The exercise: Extract every line that contains the string "ticker".

(Stored data)

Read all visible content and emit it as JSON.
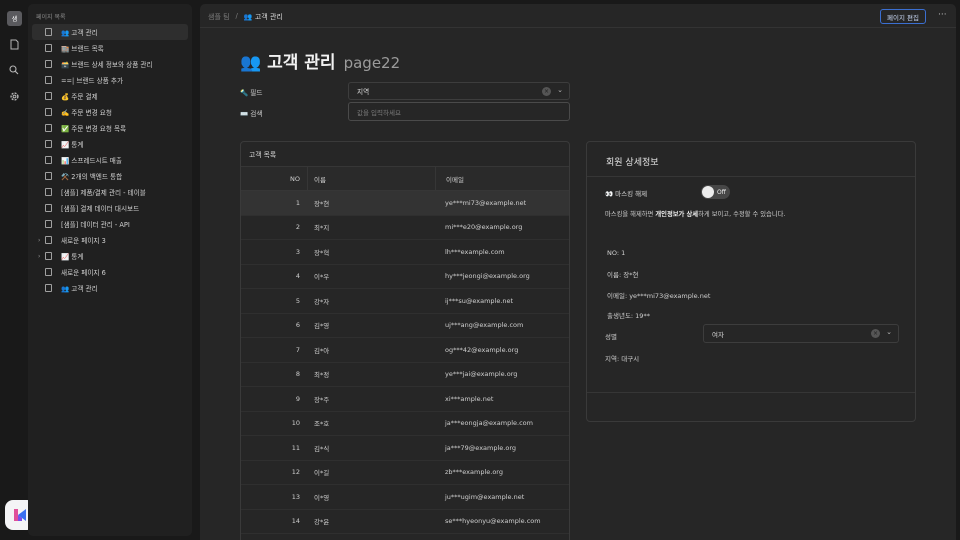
{
  "rail": {
    "workspace_initial": "샘",
    "icons": [
      "page-icon",
      "search-icon",
      "settings-icon"
    ],
    "logo": "app-logo"
  },
  "sidebar": {
    "title": "페이지 목록",
    "items": [
      {
        "label": "👥 고객 관리",
        "active": true,
        "caret": ""
      },
      {
        "label": "🏬 브랜드 목록",
        "caret": ""
      },
      {
        "label": "🗃️ 브랜드 상세 정보와 상품 관리",
        "caret": ""
      },
      {
        "label": "==| 브랜드 상품 추가",
        "caret": ""
      },
      {
        "label": "💰 주문 결제",
        "caret": ""
      },
      {
        "label": "✍️ 주문 변경 요청",
        "caret": ""
      },
      {
        "label": "✅ 주문 변경 요청 목록",
        "caret": ""
      },
      {
        "label": "📈 통계",
        "caret": ""
      },
      {
        "label": "📊 스프레드시트 매출",
        "caret": ""
      },
      {
        "label": "⚒️ 2개의 백엔드 통합",
        "caret": ""
      },
      {
        "label": "[샘플] 제품/결제 관리 - 테이블",
        "caret": ""
      },
      {
        "label": "[샘플] 결제 데이터 대시보드",
        "caret": ""
      },
      {
        "label": "[샘플] 데이터 관리 - API",
        "caret": ""
      },
      {
        "label": "새로운 페이지 3",
        "caret": "›"
      },
      {
        "label": "📈 통계",
        "caret": "›"
      },
      {
        "label": "새로운 페이지 6",
        "caret": ""
      },
      {
        "label": "👥 고객 관리",
        "caret": ""
      }
    ]
  },
  "topbar": {
    "breadcrumb_root": "샘플 팀",
    "breadcrumb_sep": "/",
    "breadcrumb_current": "👥 고객 관리",
    "edit_label": "페이지 편집",
    "more_label": "···"
  },
  "page": {
    "title": "👥 고객 관리",
    "subtitle": "page22"
  },
  "filter": {
    "field_label": "🔦 필드",
    "field_value": "지역",
    "search_label": "⌨️ 검색",
    "search_placeholder": "값을 입력하세요"
  },
  "table": {
    "title": "고객 목록",
    "headers": {
      "no": "NO",
      "name": "이름",
      "email": "이메일"
    },
    "rows": [
      {
        "no": "1",
        "name": "장*현",
        "email": "ye***mi73@example.net"
      },
      {
        "no": "2",
        "name": "최*지",
        "email": "mi***e20@example.org"
      },
      {
        "no": "3",
        "name": "장*혁",
        "email": "lh***example.com"
      },
      {
        "no": "4",
        "name": "이*우",
        "email": "hy***jeongi@example.org"
      },
      {
        "no": "5",
        "name": "강*자",
        "email": "ij***su@example.net"
      },
      {
        "no": "6",
        "name": "김*영",
        "email": "uj***ang@example.com"
      },
      {
        "no": "7",
        "name": "김*아",
        "email": "og***42@example.org"
      },
      {
        "no": "8",
        "name": "최*정",
        "email": "ye***jai@example.org"
      },
      {
        "no": "9",
        "name": "장*주",
        "email": "xi***ample.net"
      },
      {
        "no": "10",
        "name": "조*호",
        "email": "ja***eongja@example.com"
      },
      {
        "no": "11",
        "name": "김*식",
        "email": "ja***79@example.org"
      },
      {
        "no": "12",
        "name": "이*길",
        "email": "zb***example.org"
      },
      {
        "no": "13",
        "name": "이*영",
        "email": "ju***ugim@example.net"
      },
      {
        "no": "14",
        "name": "강*윤",
        "email": "se***hyeonyu@example.com"
      }
    ]
  },
  "detail": {
    "title": "회원 상세정보",
    "mask_label": "👀 마스킹 해제",
    "toggle_text": "Off",
    "desc_prefix": "마스킹을 해제하면 ",
    "desc_bold": "개인정보가 상세",
    "desc_suffix": "하게 보이고, 수정할 수 있습니다.",
    "no": "NO: 1",
    "name": "이름: 장*현",
    "email": "이메일: ye***mi73@example.net",
    "birth": "출생년도: 19**",
    "gender_label": "성별",
    "gender_value": "여자",
    "region": "지역: 대구시"
  }
}
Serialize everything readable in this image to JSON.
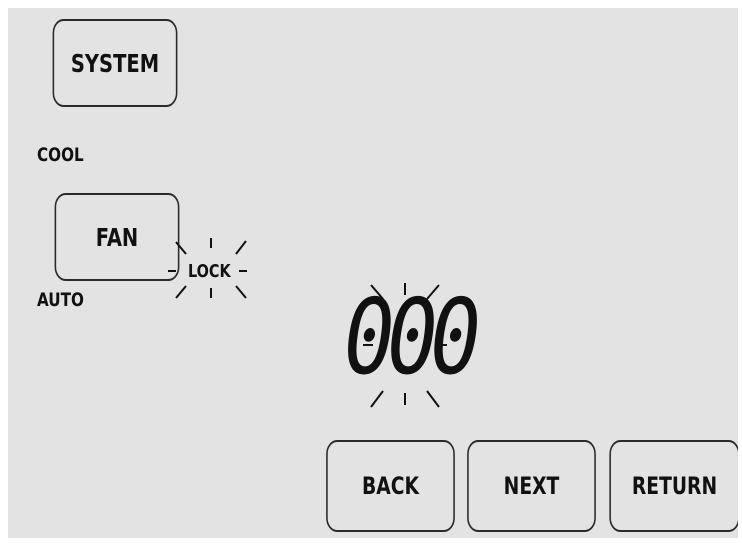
{
  "system": {
    "button_label": "SYSTEM",
    "mode": "COOL"
  },
  "fan": {
    "button_label": "FAN",
    "mode": "AUTO"
  },
  "lock": {
    "label": "LOCK"
  },
  "display": {
    "digits": "000"
  },
  "nav": {
    "back_label": "BACK",
    "next_label": "NEXT",
    "return_label": "RETURN"
  }
}
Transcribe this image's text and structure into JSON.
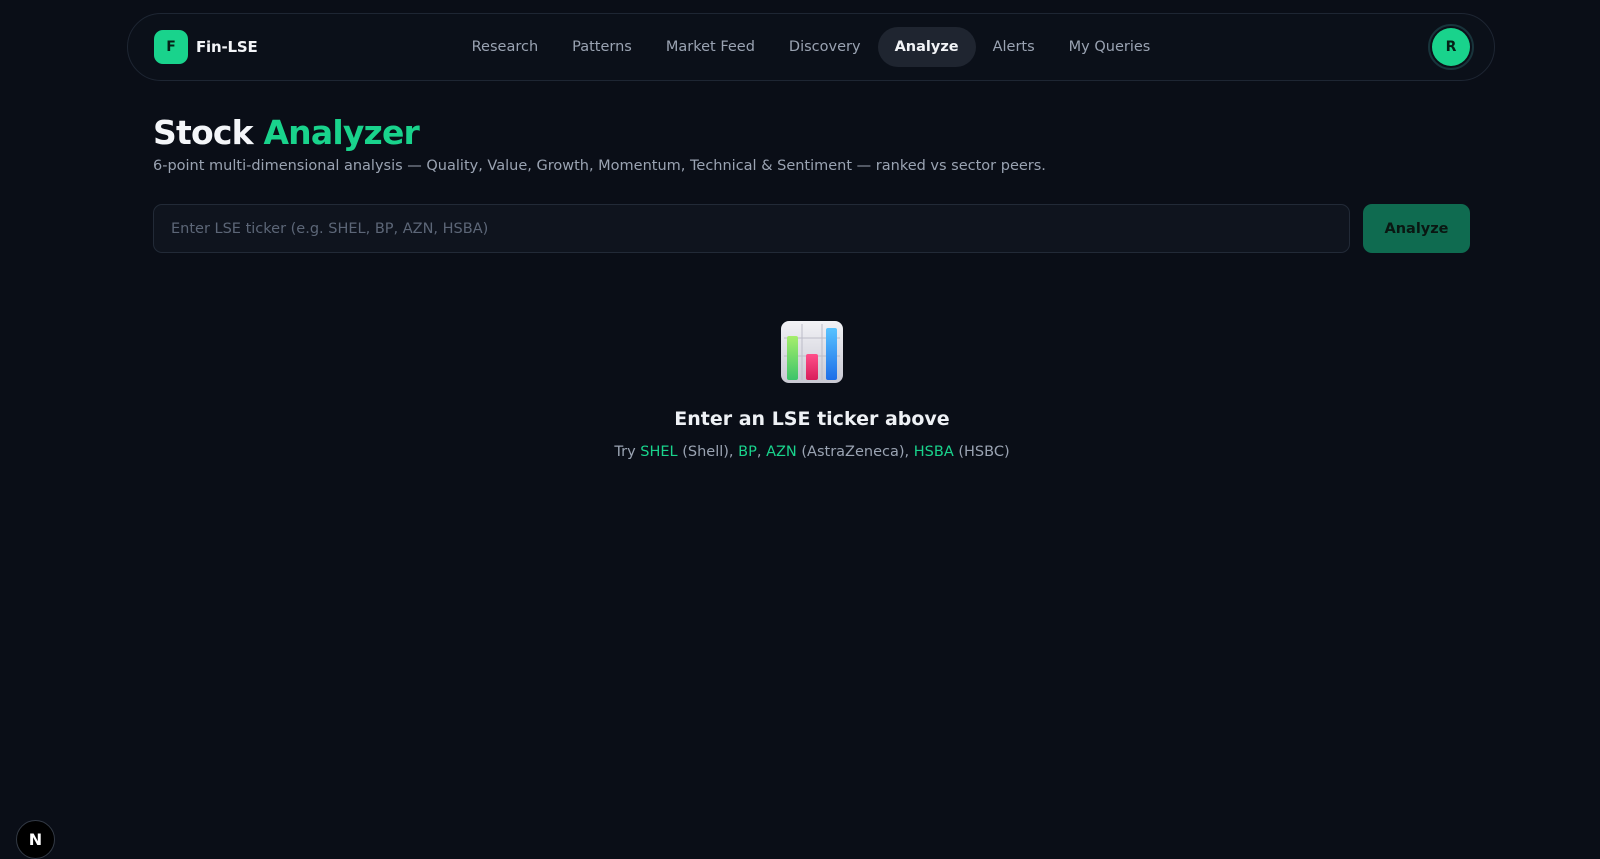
{
  "brand": {
    "badge": "F",
    "name": "Fin-LSE"
  },
  "nav": {
    "items": [
      {
        "label": "Research"
      },
      {
        "label": "Patterns"
      },
      {
        "label": "Market Feed"
      },
      {
        "label": "Discovery"
      },
      {
        "label": "Analyze",
        "active": true
      },
      {
        "label": "Alerts"
      },
      {
        "label": "My Queries"
      }
    ]
  },
  "user": {
    "avatar_initial": "R"
  },
  "header": {
    "title_plain": "Stock",
    "title_accent": "Analyzer",
    "subtitle": "6-point multi-dimensional analysis — Quality, Value, Growth, Momentum, Technical & Sentiment — ranked vs sector peers."
  },
  "search": {
    "placeholder": "Enter LSE ticker (e.g. SHEL, BP, AZN, HSBA)",
    "value": "",
    "button_label": "Analyze"
  },
  "empty_state": {
    "icon": "bar-chart-icon",
    "title": "Enter an LSE ticker above",
    "hint_prefix": "Try ",
    "examples": [
      {
        "ticker": "SHEL",
        "suffix": " (Shell), "
      },
      {
        "ticker": "BP",
        "suffix": ", "
      },
      {
        "ticker": "AZN",
        "suffix": " (AstraZeneca), "
      },
      {
        "ticker": "HSBA",
        "suffix": " (HSBC)"
      }
    ]
  },
  "dev_badge": {
    "label": "N",
    "icon": "nextjs-icon"
  },
  "colors": {
    "background": "#0a0e17",
    "accent": "#19d38c",
    "button": "#0f6b50",
    "muted_text": "#9aa3b2"
  }
}
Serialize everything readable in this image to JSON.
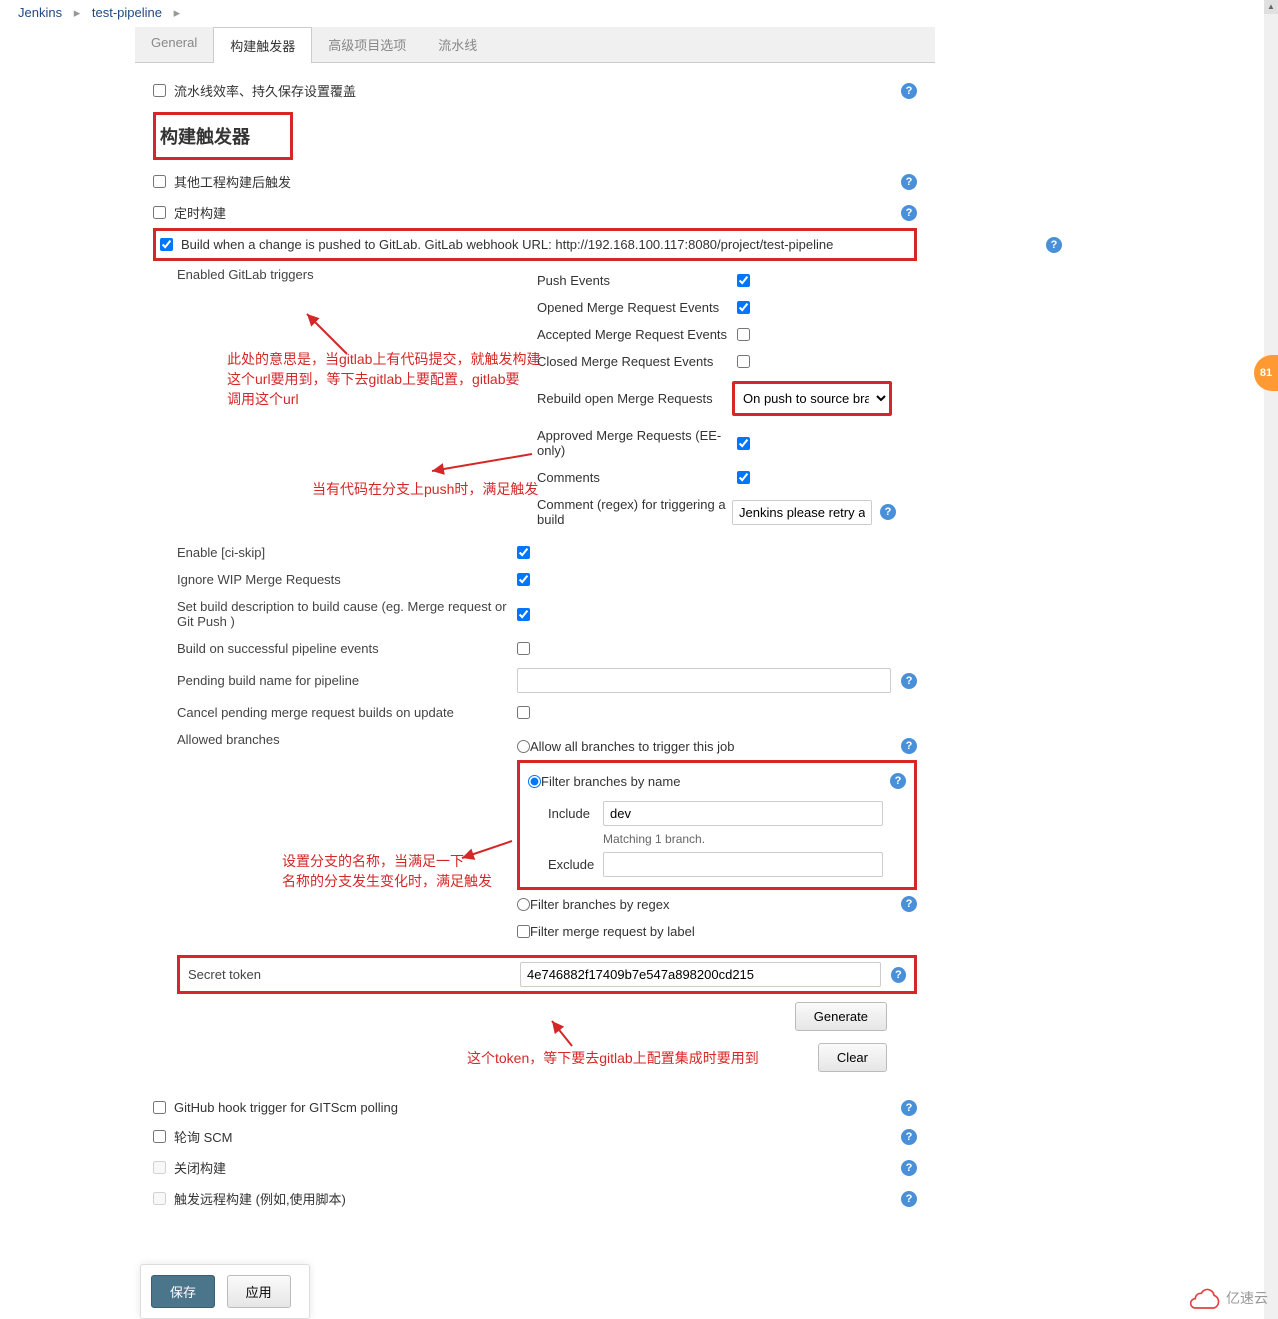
{
  "breadcrumb": {
    "root": "Jenkins",
    "item": "test-pipeline"
  },
  "tabs": {
    "general": "General",
    "triggers": "构建触发器",
    "advanced": "高级项目选项",
    "pipeline": "流水线"
  },
  "opts": {
    "persist_label": "流水线效率、持久保存设置覆盖"
  },
  "section_title": "构建触发器",
  "trigger_opts": {
    "other_proj": "其他工程构建后触发",
    "timed": "定时构建",
    "gitlab": "Build when a change is pushed to GitLab. GitLab webhook URL: http://192.168.100.117:8080/project/test-pipeline"
  },
  "gitlab": {
    "enabled_label": "Enabled GitLab triggers",
    "push_events": "Push Events",
    "opened_mr": "Opened Merge Request Events",
    "accepted_mr": "Accepted Merge Request Events",
    "closed_mr": "Closed Merge Request Events",
    "rebuild_mr": "Rebuild open Merge Requests",
    "rebuild_mr_sel": "On push to source bra",
    "approved_mr": "Approved Merge Requests (EE-only)",
    "comments": "Comments",
    "comment_regex": "Comment (regex) for triggering a build",
    "comment_regex_val": "Jenkins please retry a buil",
    "enable_ciskip": "Enable [ci-skip]",
    "ignore_wip": "Ignore WIP Merge Requests",
    "set_build_desc": "Set build description to build cause (eg. Merge request or Git Push )",
    "build_on_success": "Build on successful pipeline events",
    "pending_name": "Pending build name for pipeline",
    "cancel_pending": "Cancel pending merge request builds on update",
    "allowed_branches": "Allowed branches",
    "allow_all": "Allow all branches to trigger this job",
    "filter_name": "Filter branches by name",
    "include": "Include",
    "include_val": "dev",
    "matching": "Matching 1 branch.",
    "exclude": "Exclude",
    "filter_regex": "Filter branches by regex",
    "filter_label": "Filter merge request by label",
    "secret_token": "Secret token",
    "secret_val": "4e746882f17409b7e547a898200cd215",
    "generate": "Generate",
    "clear": "Clear"
  },
  "more_triggers": {
    "github_hook": "GitHub hook trigger for GITScm polling",
    "poll_scm": "轮询 SCM",
    "disable_build": "关闭构建",
    "remote_trigger": "触发远程构建 (例如,使用脚本)"
  },
  "buttons": {
    "save": "保存",
    "apply": "应用"
  },
  "annotations": {
    "a1": "此处的意思是，当gitlab上有代码提交，就触发构建\n这个url要用到，等下去gitlab上要配置，gitlab要\n调用这个url",
    "a2": "当有代码在分支上push时，满足触发",
    "a3": "设置分支的名称，当满足一下\n名称的分支发生变化时，满足触发",
    "a4": "这个token，等下要去gitlab上配置集成时要用到"
  },
  "watermark": "亿速云",
  "side_badge": "81"
}
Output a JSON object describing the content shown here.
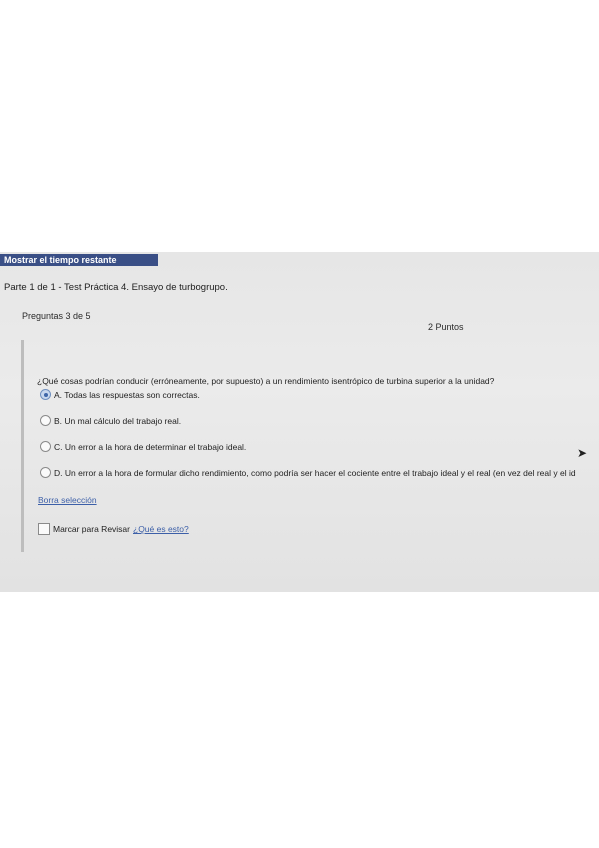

Correct output:
    "placeholder": "Enter LSE ticker (e.g. SHEL, BP, AZN, HSBA)",
    "title": "Enter an LSE ticker above",
        "ticker": "SHEL",
        "ticker": "BP",
        "ticker": "AZN",
        "ticker": "HSBA",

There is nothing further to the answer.